▸ **EXERCISE INSTRUCTIONS**
Scan the entries below and extract each line with the word "Relative" in it.
====
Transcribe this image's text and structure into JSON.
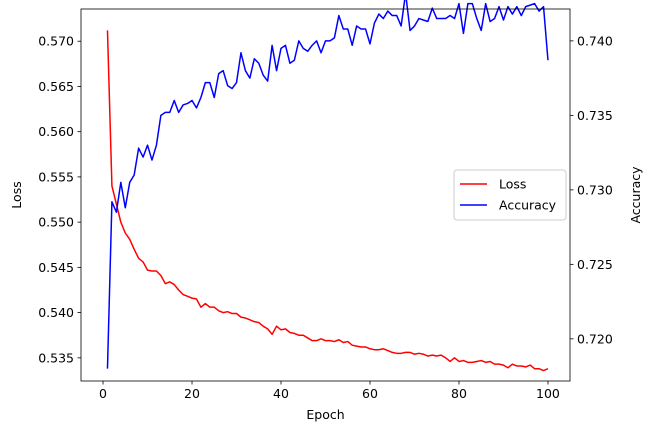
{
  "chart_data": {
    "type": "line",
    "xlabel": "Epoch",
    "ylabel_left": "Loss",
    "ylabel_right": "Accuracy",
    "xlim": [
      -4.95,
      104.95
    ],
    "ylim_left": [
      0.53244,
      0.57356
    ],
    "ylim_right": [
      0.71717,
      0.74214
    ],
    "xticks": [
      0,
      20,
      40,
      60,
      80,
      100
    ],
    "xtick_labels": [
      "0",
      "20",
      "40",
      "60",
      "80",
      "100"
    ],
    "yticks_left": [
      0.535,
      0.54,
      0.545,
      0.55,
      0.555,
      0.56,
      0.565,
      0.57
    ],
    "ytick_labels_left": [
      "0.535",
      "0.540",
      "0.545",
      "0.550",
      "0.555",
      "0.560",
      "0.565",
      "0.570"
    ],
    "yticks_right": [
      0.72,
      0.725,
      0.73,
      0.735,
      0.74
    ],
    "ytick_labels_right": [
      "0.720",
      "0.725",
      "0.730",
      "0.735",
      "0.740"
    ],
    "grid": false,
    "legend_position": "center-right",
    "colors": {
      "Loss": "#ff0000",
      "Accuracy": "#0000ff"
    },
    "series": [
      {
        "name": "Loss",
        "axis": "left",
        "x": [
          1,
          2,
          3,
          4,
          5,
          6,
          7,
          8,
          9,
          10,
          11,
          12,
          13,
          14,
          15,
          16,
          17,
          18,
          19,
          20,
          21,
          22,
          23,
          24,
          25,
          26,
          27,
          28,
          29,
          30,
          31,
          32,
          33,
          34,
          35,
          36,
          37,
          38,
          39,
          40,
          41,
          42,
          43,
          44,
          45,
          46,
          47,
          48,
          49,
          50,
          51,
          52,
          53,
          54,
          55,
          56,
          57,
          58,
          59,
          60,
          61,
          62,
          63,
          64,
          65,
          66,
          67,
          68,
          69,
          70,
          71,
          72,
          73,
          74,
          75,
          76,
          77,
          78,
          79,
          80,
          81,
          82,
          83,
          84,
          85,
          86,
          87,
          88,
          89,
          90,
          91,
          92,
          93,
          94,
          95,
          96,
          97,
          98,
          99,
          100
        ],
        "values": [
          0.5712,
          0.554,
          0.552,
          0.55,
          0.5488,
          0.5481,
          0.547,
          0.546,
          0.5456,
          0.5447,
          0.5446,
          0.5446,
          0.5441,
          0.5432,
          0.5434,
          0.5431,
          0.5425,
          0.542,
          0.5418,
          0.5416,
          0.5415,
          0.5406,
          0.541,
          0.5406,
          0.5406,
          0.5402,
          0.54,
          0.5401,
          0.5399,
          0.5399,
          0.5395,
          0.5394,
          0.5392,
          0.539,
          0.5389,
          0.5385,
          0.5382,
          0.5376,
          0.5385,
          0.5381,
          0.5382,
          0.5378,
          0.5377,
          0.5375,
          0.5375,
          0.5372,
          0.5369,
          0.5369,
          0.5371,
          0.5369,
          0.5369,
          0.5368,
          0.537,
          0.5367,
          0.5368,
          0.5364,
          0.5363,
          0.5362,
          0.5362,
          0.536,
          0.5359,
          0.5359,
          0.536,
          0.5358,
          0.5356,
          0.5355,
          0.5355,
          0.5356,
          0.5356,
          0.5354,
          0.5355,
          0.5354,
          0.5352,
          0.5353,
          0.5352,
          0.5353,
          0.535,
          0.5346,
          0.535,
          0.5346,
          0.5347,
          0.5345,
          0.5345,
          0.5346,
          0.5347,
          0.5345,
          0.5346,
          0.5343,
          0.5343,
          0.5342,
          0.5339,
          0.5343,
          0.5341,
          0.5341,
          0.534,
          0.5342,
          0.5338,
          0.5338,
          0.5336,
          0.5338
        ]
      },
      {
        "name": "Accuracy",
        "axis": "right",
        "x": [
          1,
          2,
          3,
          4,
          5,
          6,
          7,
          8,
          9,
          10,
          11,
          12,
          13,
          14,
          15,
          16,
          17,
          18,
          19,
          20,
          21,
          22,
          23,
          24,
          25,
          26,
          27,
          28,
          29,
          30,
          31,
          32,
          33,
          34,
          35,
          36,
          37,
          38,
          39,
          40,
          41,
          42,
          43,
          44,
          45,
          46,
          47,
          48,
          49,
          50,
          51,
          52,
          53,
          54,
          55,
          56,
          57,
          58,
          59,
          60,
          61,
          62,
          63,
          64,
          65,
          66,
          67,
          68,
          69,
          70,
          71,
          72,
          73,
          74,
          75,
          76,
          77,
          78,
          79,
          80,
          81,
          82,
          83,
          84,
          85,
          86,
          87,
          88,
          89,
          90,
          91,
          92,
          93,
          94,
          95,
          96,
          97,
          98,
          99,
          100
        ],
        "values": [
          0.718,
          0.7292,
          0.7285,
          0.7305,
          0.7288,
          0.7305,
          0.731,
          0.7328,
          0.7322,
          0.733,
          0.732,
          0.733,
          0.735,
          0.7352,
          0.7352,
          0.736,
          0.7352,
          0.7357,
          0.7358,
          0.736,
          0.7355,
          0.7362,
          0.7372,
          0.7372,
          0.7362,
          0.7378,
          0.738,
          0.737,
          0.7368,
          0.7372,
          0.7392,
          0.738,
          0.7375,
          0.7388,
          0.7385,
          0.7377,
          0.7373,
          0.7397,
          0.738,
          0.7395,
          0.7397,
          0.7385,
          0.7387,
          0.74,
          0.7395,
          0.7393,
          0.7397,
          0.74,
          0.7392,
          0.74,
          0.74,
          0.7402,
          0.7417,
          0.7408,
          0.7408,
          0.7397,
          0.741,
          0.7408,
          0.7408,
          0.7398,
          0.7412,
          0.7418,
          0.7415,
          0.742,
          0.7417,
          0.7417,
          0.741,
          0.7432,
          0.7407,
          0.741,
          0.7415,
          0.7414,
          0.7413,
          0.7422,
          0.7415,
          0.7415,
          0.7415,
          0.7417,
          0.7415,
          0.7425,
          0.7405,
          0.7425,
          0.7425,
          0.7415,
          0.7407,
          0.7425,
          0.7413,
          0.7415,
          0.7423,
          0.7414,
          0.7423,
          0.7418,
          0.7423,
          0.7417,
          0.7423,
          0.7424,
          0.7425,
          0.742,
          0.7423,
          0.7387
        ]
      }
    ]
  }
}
====
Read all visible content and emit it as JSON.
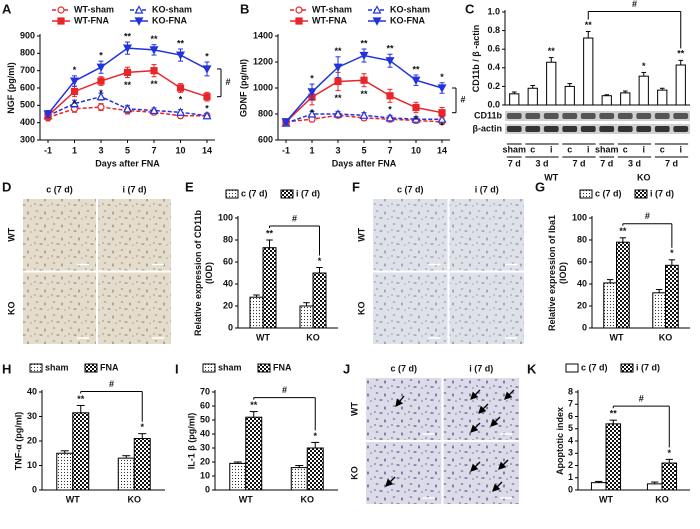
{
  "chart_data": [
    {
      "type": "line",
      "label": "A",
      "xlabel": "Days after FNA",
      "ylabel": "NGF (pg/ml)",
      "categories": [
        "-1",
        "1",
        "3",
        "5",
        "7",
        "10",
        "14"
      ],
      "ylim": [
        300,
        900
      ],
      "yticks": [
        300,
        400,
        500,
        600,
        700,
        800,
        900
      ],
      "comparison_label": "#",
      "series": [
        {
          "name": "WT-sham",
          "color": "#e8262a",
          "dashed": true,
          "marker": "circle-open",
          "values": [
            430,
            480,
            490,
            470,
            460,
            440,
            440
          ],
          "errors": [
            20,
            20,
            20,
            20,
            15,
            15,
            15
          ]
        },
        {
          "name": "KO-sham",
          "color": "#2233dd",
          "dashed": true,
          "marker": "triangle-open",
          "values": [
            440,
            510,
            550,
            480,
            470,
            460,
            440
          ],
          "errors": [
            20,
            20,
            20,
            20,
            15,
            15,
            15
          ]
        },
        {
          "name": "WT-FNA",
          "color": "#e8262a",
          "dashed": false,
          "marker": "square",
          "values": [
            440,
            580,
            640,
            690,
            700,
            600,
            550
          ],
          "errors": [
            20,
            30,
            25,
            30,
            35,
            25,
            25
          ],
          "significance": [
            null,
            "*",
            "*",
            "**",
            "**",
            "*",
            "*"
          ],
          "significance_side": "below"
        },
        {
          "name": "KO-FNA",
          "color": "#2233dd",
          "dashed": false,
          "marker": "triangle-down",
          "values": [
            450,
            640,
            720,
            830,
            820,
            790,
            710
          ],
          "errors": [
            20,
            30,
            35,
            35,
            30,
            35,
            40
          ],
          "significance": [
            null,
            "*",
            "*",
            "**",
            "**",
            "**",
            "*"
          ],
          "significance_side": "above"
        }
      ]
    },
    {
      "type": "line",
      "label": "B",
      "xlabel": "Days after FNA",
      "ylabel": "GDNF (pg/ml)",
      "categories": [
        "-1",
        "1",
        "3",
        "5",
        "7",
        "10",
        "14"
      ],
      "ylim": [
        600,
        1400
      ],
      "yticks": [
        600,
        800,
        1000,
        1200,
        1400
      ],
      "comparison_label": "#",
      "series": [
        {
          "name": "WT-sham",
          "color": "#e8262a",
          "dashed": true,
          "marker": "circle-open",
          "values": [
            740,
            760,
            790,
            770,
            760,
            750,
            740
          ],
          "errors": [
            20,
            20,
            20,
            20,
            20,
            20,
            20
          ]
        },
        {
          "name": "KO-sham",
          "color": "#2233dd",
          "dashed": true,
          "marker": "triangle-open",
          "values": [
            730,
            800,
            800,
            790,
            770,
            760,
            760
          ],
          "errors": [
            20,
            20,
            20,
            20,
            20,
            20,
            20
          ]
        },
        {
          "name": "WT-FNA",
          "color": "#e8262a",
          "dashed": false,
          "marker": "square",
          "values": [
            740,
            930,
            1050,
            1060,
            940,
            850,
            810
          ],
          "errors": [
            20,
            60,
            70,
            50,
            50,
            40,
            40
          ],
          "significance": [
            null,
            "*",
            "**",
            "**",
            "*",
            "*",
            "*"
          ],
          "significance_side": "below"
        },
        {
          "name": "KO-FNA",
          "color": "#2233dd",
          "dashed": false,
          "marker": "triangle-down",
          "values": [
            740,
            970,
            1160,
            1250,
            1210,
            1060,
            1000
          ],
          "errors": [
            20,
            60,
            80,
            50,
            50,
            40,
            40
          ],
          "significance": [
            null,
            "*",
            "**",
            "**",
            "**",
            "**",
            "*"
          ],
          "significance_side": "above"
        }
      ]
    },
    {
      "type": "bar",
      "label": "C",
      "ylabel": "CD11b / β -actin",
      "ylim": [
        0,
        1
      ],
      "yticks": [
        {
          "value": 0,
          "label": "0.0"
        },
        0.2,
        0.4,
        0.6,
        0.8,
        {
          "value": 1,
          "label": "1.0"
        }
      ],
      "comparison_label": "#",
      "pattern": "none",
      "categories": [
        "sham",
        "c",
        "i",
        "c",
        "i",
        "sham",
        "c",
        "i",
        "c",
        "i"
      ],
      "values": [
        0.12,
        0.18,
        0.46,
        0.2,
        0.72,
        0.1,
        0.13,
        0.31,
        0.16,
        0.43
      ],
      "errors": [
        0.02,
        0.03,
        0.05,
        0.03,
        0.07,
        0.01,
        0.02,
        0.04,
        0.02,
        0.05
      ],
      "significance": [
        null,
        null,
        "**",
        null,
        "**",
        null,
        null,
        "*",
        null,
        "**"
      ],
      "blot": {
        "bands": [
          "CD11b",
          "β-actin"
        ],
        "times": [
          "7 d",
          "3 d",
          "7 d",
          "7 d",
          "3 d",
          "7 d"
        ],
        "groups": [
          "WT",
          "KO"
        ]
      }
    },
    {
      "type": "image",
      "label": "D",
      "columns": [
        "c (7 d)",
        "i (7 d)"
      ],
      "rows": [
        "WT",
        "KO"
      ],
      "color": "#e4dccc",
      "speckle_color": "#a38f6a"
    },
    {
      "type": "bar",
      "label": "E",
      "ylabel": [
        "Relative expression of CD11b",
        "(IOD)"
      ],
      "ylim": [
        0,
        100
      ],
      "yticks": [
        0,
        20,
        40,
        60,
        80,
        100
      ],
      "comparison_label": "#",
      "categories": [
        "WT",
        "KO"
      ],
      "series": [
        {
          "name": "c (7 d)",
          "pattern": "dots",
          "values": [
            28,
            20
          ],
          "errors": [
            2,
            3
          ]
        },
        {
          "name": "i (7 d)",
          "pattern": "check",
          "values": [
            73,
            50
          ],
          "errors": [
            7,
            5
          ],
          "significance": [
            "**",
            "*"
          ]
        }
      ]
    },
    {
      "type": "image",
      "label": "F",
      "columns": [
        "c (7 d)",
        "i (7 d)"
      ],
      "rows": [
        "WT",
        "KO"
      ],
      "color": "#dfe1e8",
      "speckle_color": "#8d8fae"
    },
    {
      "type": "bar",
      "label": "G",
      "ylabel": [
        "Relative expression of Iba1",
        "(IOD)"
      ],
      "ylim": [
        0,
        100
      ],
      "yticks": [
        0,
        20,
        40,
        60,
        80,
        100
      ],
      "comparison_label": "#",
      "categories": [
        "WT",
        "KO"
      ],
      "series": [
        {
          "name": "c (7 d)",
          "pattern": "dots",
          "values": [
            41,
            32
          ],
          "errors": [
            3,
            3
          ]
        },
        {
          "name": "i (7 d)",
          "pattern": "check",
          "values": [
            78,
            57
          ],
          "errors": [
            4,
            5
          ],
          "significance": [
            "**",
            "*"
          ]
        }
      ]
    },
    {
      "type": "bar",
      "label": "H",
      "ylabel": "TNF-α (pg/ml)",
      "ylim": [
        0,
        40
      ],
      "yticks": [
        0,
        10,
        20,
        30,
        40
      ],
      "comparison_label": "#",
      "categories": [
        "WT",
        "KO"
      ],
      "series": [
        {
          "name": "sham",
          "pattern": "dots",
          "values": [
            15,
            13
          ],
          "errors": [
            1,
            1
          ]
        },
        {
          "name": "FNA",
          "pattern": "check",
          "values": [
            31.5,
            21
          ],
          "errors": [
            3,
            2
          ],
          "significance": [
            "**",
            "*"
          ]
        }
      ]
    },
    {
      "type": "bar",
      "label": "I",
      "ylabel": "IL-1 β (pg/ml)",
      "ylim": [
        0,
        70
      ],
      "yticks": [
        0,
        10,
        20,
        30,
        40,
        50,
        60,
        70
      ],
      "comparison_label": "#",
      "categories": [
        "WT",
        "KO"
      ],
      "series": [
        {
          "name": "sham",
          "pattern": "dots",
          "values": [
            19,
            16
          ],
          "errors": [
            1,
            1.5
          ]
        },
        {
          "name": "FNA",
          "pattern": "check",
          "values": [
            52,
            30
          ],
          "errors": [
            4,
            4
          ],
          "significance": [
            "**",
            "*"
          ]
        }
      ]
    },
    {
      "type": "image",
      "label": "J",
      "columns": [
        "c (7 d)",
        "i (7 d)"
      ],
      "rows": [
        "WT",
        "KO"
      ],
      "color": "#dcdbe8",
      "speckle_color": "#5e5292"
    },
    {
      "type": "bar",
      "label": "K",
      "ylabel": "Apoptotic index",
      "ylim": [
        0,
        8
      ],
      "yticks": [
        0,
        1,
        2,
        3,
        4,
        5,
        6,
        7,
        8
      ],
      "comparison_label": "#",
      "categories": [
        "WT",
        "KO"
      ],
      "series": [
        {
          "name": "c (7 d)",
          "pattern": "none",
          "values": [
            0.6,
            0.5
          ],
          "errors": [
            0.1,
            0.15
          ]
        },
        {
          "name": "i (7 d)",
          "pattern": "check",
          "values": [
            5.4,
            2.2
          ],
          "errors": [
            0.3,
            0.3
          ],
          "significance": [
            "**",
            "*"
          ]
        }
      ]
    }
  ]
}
====
▸ **COMPLETE OUTPUT**
        "Relative expression of CD11b",
        "Relative expression of Iba1",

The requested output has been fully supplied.